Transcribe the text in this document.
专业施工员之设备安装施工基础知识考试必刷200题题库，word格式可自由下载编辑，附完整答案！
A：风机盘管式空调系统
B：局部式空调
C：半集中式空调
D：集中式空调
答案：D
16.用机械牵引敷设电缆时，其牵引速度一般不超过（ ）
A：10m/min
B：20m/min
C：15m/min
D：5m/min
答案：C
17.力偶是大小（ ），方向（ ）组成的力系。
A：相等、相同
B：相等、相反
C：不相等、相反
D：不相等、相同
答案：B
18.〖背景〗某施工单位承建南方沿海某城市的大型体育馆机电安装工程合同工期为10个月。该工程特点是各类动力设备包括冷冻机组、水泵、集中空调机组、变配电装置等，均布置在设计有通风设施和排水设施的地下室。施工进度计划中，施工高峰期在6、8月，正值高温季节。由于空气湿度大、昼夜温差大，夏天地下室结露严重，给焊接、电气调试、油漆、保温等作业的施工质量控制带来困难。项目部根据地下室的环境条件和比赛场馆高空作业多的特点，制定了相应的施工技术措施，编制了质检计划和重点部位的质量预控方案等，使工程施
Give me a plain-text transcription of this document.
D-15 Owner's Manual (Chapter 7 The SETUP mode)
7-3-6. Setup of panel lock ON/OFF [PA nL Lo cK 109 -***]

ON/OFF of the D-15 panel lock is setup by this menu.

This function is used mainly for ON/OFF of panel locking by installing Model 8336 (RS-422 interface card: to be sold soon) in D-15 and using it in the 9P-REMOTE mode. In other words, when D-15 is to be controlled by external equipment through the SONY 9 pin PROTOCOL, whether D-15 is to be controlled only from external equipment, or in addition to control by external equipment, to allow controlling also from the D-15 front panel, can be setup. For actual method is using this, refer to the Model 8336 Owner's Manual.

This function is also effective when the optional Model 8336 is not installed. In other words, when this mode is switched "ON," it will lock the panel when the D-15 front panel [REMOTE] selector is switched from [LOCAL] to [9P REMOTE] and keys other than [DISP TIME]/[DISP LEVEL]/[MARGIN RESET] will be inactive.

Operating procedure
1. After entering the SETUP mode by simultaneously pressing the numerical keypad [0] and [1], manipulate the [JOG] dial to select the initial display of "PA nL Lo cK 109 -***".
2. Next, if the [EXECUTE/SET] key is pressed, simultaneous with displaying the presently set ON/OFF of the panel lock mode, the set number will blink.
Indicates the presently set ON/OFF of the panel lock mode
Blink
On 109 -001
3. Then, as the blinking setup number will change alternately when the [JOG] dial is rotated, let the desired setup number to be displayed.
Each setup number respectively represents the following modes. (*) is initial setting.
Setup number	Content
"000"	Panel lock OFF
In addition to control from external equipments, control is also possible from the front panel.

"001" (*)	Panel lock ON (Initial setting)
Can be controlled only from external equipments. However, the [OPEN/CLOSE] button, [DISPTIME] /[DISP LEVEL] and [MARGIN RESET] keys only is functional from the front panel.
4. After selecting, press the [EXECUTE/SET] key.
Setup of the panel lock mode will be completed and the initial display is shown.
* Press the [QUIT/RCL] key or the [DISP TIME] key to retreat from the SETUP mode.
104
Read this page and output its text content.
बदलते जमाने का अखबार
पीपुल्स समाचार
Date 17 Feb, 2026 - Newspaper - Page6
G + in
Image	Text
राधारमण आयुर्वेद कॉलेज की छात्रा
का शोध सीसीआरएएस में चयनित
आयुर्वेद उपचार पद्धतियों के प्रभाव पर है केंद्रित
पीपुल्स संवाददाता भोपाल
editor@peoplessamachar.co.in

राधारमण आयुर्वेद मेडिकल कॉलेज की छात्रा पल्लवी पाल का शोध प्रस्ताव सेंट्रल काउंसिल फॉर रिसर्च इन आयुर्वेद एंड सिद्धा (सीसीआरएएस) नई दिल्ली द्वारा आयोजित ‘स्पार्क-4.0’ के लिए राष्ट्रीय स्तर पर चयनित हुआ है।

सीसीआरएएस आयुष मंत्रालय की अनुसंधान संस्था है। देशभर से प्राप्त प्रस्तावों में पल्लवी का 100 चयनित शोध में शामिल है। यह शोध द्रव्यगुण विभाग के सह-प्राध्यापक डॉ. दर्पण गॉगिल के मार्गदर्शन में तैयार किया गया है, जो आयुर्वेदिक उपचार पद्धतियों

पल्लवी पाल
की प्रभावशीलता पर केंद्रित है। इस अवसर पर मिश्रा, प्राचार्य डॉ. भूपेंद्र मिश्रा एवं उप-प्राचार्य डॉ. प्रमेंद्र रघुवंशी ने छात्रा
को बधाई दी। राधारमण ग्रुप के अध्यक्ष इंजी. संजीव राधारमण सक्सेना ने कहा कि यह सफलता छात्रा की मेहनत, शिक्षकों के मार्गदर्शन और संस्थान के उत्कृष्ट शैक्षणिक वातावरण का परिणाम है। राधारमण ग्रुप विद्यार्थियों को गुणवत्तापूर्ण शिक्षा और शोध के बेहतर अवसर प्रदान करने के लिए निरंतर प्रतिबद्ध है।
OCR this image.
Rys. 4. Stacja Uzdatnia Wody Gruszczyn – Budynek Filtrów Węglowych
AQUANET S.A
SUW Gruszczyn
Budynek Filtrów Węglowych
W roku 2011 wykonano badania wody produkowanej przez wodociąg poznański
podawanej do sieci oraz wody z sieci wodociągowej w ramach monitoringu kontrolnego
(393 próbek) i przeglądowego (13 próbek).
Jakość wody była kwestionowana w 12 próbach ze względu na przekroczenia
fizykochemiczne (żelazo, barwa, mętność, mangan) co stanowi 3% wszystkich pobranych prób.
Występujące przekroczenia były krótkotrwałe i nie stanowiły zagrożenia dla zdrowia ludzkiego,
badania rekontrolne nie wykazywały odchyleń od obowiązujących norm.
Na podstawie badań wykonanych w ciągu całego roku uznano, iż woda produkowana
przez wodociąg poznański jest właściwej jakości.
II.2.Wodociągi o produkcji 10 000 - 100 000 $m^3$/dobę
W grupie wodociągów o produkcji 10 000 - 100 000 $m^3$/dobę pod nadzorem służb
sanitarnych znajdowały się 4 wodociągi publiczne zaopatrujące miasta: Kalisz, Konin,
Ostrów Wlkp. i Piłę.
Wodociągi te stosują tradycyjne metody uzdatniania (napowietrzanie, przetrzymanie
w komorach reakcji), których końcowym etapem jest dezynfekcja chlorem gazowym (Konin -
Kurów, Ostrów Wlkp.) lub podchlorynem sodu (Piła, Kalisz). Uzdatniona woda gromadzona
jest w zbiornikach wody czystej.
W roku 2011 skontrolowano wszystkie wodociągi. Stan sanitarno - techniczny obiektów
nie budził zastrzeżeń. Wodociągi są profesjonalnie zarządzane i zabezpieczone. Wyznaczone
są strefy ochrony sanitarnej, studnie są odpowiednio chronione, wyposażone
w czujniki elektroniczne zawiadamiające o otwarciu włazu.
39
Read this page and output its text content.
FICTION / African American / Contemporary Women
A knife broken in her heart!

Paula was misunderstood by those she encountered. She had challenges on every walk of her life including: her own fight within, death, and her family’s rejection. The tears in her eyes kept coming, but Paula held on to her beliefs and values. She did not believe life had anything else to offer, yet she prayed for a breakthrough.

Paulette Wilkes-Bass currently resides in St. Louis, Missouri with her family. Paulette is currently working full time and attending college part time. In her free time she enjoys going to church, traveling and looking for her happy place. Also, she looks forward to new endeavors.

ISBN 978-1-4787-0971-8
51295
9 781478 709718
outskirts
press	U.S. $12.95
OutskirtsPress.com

**AIM**
Search the data for "Budynek". Copy every matching line.

**REPLY**
Rys. 4. Stacja Uzdatnia Wody Gruszczyn – Budynek Filtrów Węglowych
Budynek Filtrów Węglowych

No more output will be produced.